• **What is expected**
Copy every line of the data that contains the string "content".

Extracted data entries:
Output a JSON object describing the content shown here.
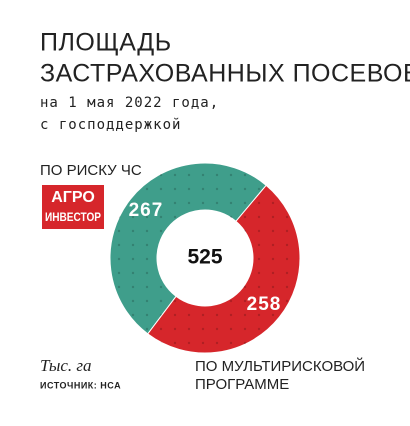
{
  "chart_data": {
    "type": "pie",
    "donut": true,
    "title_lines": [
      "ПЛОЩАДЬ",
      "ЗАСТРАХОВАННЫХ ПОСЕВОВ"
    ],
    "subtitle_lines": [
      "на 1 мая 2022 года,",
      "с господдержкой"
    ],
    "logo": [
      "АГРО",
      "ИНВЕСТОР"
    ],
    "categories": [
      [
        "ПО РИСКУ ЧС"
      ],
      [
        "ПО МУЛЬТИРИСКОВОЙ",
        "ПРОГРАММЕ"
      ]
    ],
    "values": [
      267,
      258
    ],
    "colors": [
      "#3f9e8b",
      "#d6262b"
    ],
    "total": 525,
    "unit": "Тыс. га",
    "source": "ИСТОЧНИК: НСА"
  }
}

--

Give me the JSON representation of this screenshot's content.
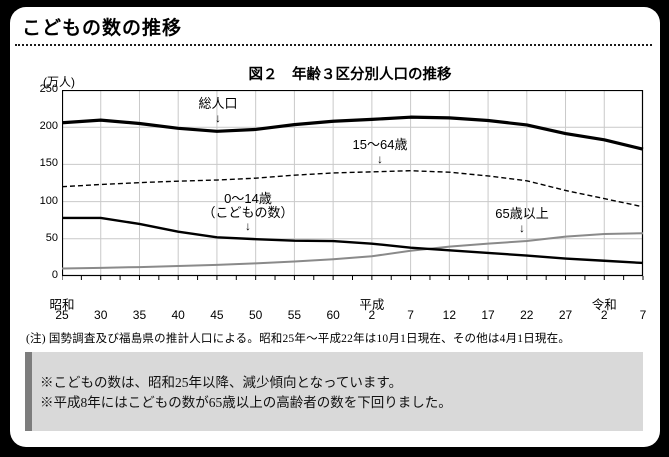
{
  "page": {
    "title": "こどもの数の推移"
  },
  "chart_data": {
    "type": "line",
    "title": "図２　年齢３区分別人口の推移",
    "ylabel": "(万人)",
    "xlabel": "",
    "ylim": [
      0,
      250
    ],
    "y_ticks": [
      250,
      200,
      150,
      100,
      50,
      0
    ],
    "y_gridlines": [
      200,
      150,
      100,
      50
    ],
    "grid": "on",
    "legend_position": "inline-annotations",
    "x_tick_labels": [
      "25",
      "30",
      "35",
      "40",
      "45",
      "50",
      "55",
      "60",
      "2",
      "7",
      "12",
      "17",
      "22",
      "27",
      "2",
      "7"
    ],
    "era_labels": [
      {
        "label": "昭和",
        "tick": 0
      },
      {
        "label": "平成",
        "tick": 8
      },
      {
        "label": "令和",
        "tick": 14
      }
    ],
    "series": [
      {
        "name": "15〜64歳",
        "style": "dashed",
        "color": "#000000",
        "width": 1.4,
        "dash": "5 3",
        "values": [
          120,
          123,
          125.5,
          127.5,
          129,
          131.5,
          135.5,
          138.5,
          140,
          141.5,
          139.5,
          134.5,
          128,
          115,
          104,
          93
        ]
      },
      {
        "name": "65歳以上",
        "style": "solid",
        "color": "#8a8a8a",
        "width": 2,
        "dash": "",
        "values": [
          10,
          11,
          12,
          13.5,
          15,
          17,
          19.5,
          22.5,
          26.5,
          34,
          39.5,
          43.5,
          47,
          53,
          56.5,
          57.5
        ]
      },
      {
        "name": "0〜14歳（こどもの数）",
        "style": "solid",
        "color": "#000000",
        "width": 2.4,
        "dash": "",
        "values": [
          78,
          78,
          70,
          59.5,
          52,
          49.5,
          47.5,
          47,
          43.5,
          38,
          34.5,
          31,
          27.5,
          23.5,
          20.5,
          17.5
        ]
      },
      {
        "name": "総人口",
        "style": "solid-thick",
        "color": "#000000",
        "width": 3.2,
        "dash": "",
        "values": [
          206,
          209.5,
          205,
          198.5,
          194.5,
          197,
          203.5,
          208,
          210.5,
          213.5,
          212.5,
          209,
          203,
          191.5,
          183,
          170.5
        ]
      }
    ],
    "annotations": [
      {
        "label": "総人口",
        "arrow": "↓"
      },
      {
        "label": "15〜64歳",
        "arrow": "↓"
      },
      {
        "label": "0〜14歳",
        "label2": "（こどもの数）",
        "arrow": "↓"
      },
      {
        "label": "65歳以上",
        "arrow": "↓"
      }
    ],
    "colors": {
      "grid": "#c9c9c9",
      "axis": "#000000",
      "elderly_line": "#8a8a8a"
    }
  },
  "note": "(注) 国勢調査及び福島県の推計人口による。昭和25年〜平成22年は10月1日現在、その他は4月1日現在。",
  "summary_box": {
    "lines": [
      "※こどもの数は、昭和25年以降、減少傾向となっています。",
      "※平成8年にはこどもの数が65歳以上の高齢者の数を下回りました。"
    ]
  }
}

• **Solution**
Output a JSON object describing the content shown here.
Give me the JSON representation of this screenshot's content.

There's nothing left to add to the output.